-- Start DATASET CONTENT --

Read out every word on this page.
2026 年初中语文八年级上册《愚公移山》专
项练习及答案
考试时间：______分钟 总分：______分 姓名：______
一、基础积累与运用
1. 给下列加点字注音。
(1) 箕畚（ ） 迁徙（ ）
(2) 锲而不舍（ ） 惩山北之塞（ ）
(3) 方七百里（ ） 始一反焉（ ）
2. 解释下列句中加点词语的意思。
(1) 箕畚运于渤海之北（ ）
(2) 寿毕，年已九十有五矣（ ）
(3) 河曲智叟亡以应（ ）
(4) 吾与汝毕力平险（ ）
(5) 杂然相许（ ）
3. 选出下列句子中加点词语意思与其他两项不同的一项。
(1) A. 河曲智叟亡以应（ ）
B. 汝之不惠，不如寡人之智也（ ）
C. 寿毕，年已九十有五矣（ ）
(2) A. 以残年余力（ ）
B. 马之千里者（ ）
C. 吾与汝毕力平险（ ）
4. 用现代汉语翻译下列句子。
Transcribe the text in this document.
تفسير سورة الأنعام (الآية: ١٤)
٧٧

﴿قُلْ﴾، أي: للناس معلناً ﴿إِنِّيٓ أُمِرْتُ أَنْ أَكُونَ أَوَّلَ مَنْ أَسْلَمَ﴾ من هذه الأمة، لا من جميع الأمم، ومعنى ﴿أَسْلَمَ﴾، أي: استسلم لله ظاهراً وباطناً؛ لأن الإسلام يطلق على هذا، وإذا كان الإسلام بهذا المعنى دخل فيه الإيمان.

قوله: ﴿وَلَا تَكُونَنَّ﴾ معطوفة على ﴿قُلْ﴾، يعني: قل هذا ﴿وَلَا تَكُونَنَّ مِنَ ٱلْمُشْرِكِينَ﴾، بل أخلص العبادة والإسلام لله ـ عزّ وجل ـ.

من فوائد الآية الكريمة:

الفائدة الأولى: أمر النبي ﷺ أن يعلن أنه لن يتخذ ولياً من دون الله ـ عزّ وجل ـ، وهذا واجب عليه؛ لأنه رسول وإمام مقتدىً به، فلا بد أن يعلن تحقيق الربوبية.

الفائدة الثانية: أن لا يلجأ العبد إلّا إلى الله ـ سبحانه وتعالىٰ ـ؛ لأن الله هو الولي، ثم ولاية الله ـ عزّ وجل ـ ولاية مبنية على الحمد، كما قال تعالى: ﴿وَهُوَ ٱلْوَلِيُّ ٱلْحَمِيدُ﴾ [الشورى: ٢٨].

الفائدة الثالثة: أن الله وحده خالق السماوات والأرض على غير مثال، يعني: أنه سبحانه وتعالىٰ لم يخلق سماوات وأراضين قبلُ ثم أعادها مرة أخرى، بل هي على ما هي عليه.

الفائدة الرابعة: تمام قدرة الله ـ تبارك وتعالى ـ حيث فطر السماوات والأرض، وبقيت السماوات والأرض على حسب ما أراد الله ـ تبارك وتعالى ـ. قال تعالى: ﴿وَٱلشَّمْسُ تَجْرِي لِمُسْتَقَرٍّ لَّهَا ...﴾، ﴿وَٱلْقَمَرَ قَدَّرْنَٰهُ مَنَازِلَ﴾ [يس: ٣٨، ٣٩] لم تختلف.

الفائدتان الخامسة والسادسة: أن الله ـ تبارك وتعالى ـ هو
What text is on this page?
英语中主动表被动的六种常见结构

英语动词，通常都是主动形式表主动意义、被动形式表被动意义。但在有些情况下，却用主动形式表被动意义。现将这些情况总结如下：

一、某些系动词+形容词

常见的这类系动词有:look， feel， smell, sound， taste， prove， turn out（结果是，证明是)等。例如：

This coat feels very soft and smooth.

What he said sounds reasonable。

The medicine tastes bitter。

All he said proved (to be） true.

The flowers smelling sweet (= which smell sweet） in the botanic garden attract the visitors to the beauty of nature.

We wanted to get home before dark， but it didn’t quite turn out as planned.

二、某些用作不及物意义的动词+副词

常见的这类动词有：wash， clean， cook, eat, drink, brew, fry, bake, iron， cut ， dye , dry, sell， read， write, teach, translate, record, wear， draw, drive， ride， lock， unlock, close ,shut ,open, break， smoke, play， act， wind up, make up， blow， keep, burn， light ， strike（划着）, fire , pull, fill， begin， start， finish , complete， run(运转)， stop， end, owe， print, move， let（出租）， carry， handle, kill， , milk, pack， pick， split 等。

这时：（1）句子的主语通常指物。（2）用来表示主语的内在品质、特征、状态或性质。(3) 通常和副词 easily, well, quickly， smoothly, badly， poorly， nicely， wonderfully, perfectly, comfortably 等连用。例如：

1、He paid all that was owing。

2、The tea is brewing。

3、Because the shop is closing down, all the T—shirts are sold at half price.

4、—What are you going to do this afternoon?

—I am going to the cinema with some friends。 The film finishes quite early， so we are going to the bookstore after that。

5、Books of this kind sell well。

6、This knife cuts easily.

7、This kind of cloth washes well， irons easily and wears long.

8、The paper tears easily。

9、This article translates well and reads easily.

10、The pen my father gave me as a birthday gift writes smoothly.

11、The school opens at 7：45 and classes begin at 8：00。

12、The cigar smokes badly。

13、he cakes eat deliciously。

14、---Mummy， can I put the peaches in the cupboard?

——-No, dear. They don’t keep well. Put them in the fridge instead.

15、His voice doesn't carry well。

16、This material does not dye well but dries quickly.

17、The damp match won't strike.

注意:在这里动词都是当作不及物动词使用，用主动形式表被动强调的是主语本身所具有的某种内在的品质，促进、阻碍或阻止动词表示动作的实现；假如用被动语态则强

-- End DATASET CONTENT --

Pull every line containing "that" out of the data above.

COMPLETE ANSWER ▸
1、He paid all that was owing。
—I am going to the cinema with some friends。 The film finishes quite early， so we are going to the bookstore after that。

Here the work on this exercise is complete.